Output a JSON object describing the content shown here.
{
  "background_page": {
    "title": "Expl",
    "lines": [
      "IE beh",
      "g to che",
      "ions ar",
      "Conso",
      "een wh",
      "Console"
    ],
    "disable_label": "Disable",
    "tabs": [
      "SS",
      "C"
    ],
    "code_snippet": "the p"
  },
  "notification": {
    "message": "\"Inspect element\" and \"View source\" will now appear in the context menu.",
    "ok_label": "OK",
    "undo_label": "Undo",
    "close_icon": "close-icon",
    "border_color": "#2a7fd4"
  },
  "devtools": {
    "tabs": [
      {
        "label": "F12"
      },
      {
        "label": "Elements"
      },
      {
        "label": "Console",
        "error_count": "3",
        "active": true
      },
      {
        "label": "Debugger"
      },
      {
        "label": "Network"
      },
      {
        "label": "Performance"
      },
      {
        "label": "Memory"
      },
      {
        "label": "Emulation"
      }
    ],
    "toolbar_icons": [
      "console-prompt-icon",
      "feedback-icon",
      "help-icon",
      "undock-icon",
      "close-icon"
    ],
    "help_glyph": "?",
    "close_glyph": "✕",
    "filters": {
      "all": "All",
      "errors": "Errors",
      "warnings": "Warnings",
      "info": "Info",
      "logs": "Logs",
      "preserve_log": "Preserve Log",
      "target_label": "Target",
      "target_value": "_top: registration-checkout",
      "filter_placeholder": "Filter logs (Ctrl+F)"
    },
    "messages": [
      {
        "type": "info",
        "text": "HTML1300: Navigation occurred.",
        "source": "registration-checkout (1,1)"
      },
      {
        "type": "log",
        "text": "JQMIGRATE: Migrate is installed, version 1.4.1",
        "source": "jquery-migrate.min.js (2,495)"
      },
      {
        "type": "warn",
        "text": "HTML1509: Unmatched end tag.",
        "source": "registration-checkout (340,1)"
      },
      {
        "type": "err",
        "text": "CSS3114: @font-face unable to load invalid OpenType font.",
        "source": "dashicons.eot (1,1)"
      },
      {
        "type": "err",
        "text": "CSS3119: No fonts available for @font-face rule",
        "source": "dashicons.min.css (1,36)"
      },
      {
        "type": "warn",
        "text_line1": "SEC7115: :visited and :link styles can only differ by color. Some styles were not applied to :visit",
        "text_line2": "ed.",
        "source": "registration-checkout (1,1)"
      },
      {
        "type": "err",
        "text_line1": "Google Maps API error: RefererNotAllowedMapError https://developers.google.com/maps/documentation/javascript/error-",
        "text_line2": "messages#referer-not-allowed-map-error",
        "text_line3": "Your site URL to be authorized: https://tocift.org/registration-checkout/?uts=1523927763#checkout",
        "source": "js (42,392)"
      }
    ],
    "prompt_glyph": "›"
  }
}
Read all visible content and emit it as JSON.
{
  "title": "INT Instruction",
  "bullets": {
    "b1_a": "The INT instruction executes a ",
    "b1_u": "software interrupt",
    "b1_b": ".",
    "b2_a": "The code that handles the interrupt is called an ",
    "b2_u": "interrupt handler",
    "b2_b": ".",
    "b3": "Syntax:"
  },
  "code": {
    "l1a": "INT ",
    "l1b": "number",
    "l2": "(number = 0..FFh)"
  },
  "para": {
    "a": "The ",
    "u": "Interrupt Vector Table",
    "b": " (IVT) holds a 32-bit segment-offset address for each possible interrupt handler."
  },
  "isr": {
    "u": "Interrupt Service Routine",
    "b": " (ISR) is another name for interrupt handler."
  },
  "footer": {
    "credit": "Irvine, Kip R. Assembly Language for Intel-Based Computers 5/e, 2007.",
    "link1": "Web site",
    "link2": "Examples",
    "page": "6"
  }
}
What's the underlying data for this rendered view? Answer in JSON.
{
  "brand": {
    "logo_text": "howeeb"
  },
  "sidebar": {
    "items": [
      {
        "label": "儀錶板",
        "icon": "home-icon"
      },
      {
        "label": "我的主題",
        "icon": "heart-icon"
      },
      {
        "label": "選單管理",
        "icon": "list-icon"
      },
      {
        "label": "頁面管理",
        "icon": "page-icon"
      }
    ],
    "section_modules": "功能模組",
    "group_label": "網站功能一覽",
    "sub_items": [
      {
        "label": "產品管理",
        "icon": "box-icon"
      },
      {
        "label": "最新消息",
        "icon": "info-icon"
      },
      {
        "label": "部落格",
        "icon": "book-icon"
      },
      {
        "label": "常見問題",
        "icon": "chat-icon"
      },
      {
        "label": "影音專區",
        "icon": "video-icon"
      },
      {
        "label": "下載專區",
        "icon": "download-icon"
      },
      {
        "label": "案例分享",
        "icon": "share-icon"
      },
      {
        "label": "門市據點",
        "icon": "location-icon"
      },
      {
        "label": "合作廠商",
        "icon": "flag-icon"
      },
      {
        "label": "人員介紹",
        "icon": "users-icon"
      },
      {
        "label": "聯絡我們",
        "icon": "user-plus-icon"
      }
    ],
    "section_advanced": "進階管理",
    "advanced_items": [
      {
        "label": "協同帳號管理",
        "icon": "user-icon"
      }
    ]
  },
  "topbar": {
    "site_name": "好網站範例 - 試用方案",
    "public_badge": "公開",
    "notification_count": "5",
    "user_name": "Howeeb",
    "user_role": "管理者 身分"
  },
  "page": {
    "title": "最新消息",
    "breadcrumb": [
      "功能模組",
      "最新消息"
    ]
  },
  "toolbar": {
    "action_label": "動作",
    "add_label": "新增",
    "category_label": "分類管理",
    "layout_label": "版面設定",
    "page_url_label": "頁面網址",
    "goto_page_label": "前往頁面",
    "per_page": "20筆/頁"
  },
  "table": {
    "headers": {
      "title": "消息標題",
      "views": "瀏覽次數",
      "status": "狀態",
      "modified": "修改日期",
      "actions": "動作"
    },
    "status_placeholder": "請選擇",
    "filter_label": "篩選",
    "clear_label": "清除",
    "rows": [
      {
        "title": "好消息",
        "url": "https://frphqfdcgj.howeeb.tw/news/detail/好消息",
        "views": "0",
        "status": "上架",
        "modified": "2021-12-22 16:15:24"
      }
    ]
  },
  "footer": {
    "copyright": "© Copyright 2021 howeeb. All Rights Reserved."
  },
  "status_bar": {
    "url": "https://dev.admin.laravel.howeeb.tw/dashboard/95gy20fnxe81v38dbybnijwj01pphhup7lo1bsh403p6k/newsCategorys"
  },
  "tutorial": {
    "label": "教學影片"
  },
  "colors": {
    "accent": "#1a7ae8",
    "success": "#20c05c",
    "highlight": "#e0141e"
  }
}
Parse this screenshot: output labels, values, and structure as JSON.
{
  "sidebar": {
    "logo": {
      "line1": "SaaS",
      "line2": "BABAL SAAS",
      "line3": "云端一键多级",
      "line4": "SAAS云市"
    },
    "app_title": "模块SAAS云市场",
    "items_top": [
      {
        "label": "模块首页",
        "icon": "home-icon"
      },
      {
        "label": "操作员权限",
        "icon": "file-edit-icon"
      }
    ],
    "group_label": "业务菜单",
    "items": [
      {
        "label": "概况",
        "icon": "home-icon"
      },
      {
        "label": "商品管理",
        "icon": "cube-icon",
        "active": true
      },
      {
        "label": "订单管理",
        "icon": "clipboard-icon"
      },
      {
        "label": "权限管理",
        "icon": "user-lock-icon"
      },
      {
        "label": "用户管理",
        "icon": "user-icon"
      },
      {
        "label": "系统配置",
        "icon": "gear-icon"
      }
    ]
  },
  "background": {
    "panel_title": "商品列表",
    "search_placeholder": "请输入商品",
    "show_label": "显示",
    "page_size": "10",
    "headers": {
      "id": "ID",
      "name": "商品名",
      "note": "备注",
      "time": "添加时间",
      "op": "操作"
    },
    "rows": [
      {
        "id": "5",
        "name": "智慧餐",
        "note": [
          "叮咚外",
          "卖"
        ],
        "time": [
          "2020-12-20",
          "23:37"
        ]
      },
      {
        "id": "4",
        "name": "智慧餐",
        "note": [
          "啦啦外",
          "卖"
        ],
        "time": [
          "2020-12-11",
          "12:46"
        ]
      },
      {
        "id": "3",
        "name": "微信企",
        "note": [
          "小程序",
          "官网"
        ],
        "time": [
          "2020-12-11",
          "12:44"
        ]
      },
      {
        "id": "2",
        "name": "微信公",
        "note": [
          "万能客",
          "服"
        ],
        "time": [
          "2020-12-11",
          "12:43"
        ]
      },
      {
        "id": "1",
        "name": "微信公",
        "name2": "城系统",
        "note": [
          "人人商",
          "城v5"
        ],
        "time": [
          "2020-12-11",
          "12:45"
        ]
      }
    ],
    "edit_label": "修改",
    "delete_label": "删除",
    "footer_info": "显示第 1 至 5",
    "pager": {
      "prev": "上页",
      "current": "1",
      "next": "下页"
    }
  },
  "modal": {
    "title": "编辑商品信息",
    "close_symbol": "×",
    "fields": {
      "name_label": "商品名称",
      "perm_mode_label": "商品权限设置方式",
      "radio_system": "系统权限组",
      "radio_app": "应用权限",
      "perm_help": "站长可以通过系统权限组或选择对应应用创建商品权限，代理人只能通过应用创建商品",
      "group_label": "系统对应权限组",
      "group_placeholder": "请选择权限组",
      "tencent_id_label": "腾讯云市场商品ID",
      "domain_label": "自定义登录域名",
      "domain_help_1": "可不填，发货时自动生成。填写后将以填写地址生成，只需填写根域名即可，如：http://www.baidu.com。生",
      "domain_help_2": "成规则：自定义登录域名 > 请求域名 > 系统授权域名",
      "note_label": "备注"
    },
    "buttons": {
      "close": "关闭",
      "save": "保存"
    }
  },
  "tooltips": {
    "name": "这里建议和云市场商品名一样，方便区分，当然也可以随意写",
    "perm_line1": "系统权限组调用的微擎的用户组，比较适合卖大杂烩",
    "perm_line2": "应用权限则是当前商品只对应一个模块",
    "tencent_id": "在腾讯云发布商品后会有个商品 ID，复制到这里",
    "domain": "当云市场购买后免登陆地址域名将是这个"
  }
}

___

State the number of lines in these entries that include the string "messages". Provide nothing beyond that number.

2